Every record should be written out exactly, please.

--*--

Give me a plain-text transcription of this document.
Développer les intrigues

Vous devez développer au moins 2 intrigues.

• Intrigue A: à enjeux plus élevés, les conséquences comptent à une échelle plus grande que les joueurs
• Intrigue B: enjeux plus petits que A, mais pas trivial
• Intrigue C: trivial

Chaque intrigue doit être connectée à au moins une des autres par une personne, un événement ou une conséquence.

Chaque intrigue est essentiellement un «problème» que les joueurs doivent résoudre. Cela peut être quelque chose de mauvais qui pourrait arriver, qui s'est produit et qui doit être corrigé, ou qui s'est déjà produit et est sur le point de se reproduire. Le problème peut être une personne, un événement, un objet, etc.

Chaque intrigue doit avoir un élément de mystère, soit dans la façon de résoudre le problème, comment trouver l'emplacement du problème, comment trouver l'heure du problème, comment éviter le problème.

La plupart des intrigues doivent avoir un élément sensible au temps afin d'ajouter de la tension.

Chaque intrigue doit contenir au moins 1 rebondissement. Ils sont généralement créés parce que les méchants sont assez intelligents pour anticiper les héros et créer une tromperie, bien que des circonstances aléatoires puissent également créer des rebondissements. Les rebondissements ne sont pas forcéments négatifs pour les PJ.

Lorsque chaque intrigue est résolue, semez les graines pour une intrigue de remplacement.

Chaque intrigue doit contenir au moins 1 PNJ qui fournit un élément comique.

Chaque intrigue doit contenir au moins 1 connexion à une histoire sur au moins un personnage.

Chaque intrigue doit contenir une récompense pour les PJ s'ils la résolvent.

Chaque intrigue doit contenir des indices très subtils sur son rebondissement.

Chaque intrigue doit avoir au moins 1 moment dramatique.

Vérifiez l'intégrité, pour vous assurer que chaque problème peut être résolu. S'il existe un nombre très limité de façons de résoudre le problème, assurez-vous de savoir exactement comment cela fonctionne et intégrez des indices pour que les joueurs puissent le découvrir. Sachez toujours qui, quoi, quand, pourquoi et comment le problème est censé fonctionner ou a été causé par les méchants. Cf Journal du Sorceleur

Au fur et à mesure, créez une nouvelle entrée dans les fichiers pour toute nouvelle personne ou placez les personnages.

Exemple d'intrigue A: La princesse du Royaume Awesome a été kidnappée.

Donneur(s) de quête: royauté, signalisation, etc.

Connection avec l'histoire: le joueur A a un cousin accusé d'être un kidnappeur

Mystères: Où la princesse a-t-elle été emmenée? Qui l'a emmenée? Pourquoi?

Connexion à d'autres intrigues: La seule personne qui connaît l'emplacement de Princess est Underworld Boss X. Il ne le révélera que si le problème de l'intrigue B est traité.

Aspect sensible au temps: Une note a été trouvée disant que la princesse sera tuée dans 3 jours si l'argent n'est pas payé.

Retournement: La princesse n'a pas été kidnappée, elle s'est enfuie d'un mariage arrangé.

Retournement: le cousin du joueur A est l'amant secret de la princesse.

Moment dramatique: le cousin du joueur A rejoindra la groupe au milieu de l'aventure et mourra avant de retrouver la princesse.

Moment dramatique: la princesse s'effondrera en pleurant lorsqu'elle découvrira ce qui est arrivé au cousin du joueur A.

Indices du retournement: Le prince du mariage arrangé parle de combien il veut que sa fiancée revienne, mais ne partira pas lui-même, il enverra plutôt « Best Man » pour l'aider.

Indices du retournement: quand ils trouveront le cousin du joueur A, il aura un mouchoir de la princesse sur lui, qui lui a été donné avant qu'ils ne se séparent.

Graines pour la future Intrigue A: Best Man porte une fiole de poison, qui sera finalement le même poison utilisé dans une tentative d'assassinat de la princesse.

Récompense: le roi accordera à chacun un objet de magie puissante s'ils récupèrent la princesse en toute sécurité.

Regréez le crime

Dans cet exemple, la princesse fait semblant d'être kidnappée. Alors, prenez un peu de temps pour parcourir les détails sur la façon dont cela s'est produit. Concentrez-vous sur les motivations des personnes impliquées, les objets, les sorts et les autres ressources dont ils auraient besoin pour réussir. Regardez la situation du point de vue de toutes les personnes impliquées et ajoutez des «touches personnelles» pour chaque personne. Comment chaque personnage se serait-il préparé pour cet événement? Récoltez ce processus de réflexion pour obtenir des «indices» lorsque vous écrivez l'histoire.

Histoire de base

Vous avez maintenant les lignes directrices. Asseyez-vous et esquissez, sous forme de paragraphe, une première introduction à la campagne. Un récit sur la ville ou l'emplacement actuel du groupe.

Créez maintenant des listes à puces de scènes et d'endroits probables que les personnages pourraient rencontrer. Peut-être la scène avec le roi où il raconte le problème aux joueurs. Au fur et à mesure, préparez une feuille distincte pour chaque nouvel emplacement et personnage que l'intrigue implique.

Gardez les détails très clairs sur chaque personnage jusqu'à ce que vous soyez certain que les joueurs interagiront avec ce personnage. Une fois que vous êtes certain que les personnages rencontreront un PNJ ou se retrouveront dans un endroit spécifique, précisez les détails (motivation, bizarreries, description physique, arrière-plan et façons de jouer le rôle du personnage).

--*--

• CORRECT RESULT
Give me a plain-text transcription of this document.
Développer les intrigues

Vous devez développer au moins 2 intrigues.

• Intrigue A: à enjeux plus élevés, les conséquences comptent à une échelle plus grande que les joueurs
• Intrigue B: enjeux plus petits que A, mais pas trivial
• Intrigue C: trivial

Chaque intrigue doit être connectée à au moins une des autres par une personne, un événement ou une conséquence.

Chaque intrigue est essentiellement un «problème» que les joueurs doivent résoudre. Cela peut être quelque chose de mauvais qui pourrait arriver, qui s'est produit et qui doit être corrigé, ou qui s'est déjà produit et est sur le point de se reproduire. Le problème peut être une personne, un événement, un objet, etc.

Chaque intrigue doit avoir un élément de mystère, soit dans la façon de résoudre le problème, comment trouver l'emplacement du problème, comment trouver l'heure du problème, comment éviter le problème.

La plupart des intrigues doivent avoir un élément sensible au temps afin d'ajouter de la tension.

Chaque intrigue doit contenir au moins 1 rebondissement. Ils sont généralement créés parce que les méchants sont assez intelligents pour anticiper les héros et créer une tromperie, bien que des circonstances aléatoires puissent également créer des rebondissements. Les rebondissements ne sont pas forcéments négatifs pour les PJ.

Lorsque chaque intrigue est résolue, semez les graines pour une intrigue de remplacement.

Chaque intrigue doit contenir au moins 1 PNJ qui fournit un élément comique.

Chaque intrigue doit contenir au moins 1 connexion à une histoire sur au moins un personnage.

Chaque intrigue doit contenir une récompense pour les PJ s'ils la résolvent.

Chaque intrigue doit contenir des indices très subtils sur son rebondissement.

Chaque intrigue doit avoir au moins 1 moment dramatique.

Vérifiez l'intégrité, pour vous assurer que chaque problème peut être résolu. S'il existe un nombre très limité de façons de résoudre le problème, assurez-vous de savoir exactement comment cela fonctionne et intégrez des indices pour que les joueurs puissent le découvrir. Sachez toujours qui, quoi, quand, pourquoi et comment le problème est censé fonctionner ou a été causé par les méchants. Cf Journal du Sorceleur

Au fur et à mesure, créez une nouvelle entrée dans les fichiers pour toute nouvelle personne ou placez les personnages.

Exemple d'intrigue A: La princesse du Royaume Awesome a été kidnappée.

Donneur(s) de quête: royauté, signalisation, etc.

Connection avec l'histoire: le joueur A a un cousin accusé d'être un kidnappeur

Mystères: Où la princesse a-t-elle été emmenée? Qui l'a emmenée? Pourquoi?

Connexion à d'autres intrigues: La seule personne qui connaît l'emplacement de Princess est Underworld Boss X. Il ne le révélera que si le problème de l'intrigue B est traité.

Aspect sensible au temps: Une note a été trouvée disant que la princesse sera tuée dans 3 jours si l'argent n'est pas payé.

Retournement: La princesse n'a pas été kidnappée, elle s'est enfuie d'un mariage arrangé.

Retournement: le cousin du joueur A est l'amant secret de la princesse.

Moment dramatique: le cousin du joueur A rejoindra la groupe au milieu de l'aventure et mourra avant de retrouver la princesse.

Moment dramatique: la princesse s'effondrera en pleurant lorsqu'elle découvrira ce qui est arrivé au cousin du joueur A.

Indices du retournement: Le prince du mariage arrangé parle de combien il veut que sa fiancée revienne, mais ne partira pas lui-même, il enverra plutôt « Best Man » pour l'aider.

Indices du retournement: quand ils trouveront le cousin du joueur A, il aura un mouchoir de la princesse sur lui, qui lui a été donné avant qu'ils ne se séparent.

Graines pour la future Intrigue A: Best Man porte une fiole de poison, qui sera finalement le même poison utilisé dans une tentative d'assassinat de la princesse.

Récompense: le roi accordera à chacun un objet de magie puissante s'ils récupèrent la princesse en toute sécurité.

Regréez le crime

Dans cet exemple, la princesse fait semblant d'être kidnappée. Alors, prenez un peu de temps pour parcourir les détails sur la façon dont cela s'est produit. Concentrez-vous sur les motivations des personnes impliquées, les objets, les sorts et les autres ressources dont ils auraient besoin pour réussir. Regardez la situation du point de vue de toutes les personnes impliquées et ajoutez des «touches personnelles» pour chaque personne. Comment chaque personnage se serait-il préparé pour cet événement? Récoltez ce processus de réflexion pour obtenir des «indices» lorsque vous écrivez l'histoire.

Histoire de base

Vous avez maintenant les lignes directrices. Asseyez-vous et esquissez, sous forme de paragraphe, une première introduction à la campagne. Un récit sur la ville ou l'emplacement actuel du groupe.

Créez maintenant des listes à puces de scènes et d'endroits probables que les personnages pourraient rencontrer. Peut-être la scène avec le roi où il raconte le problème aux joueurs. Au fur et à mesure, préparez une feuille distincte pour chaque nouvel emplacement et personnage que l'intrigue implique.

Gardez les détails très clairs sur chaque personnage jusqu'à ce que vous soyez certain que les joueurs interagiront avec ce personnage. Une fois que vous êtes certain que les personnages rencontreront un PNJ ou se retrouveront dans un endroit spécifique, précisez les détails (motivation, bizarreries, description physique, arrière-plan et façons de jouer le rôle du personnage).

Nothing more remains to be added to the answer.